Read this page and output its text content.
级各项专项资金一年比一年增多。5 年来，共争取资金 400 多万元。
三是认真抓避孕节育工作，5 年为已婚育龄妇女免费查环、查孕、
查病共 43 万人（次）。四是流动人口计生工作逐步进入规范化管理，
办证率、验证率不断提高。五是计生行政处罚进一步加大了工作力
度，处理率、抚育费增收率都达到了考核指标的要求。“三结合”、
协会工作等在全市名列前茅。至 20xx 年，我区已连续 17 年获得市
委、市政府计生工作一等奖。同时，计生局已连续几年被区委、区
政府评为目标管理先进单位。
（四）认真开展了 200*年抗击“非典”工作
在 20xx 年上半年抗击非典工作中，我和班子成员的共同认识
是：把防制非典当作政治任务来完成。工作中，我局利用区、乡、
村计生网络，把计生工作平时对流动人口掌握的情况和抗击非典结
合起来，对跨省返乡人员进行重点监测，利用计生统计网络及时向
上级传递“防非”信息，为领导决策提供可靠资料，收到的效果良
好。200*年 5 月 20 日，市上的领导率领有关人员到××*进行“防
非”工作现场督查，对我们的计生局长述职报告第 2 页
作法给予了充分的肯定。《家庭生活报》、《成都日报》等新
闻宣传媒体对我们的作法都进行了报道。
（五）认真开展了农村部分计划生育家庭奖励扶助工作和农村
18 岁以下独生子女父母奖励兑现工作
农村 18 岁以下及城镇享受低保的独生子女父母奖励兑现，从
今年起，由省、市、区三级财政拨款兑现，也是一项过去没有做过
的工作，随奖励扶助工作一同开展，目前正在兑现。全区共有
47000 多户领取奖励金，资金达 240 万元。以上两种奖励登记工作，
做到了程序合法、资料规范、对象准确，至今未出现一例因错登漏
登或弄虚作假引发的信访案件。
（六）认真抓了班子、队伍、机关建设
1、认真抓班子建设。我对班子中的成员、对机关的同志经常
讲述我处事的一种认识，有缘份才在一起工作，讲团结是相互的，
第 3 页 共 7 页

+-------+

#### Problem requirements
Make an exact copy of the listing, including every line.

#### Result of the exercise
Read this page and output its text content.
级各项专项资金一年比一年增多。5 年来，共争取资金 400 多万元。
三是认真抓避孕节育工作，5 年为已婚育龄妇女免费查环、查孕、
查病共 43 万人（次）。四是流动人口计生工作逐步进入规范化管理，
办证率、验证率不断提高。五是计生行政处罚进一步加大了工作力
度，处理率、抚育费增收率都达到了考核指标的要求。“三结合”、
协会工作等在全市名列前茅。至 20xx 年，我区已连续 17 年获得市
委、市政府计生工作一等奖。同时，计生局已连续几年被区委、区
政府评为目标管理先进单位。
（四）认真开展了 200*年抗击“非典”工作
在 20xx 年上半年抗击非典工作中，我和班子成员的共同认识
是：把防制非典当作政治任务来完成。工作中，我局利用区、乡、
村计生网络，把计生工作平时对流动人口掌握的情况和抗击非典结
合起来，对跨省返乡人员进行重点监测，利用计生统计网络及时向
上级传递“防非”信息，为领导决策提供可靠资料，收到的效果良
好。200*年 5 月 20 日，市上的领导率领有关人员到××*进行“防
非”工作现场督查，对我们的计生局长述职报告第 2 页
作法给予了充分的肯定。《家庭生活报》、《成都日报》等新
闻宣传媒体对我们的作法都进行了报道。
（五）认真开展了农村部分计划生育家庭奖励扶助工作和农村
18 岁以下独生子女父母奖励兑现工作
农村 18 岁以下及城镇享受低保的独生子女父母奖励兑现，从
今年起，由省、市、区三级财政拨款兑现，也是一项过去没有做过
的工作，随奖励扶助工作一同开展，目前正在兑现。全区共有
47000 多户领取奖励金，资金达 240 万元。以上两种奖励登记工作，
做到了程序合法、资料规范、对象准确，至今未出现一例因错登漏
登或弄虚作假引发的信访案件。
（六）认真抓了班子、队伍、机关建设
1、认真抓班子建设。我对班子中的成员、对机关的同志经常
讲述我处事的一种认识，有缘份才在一起工作，讲团结是相互的，
第 3 页 共 7 页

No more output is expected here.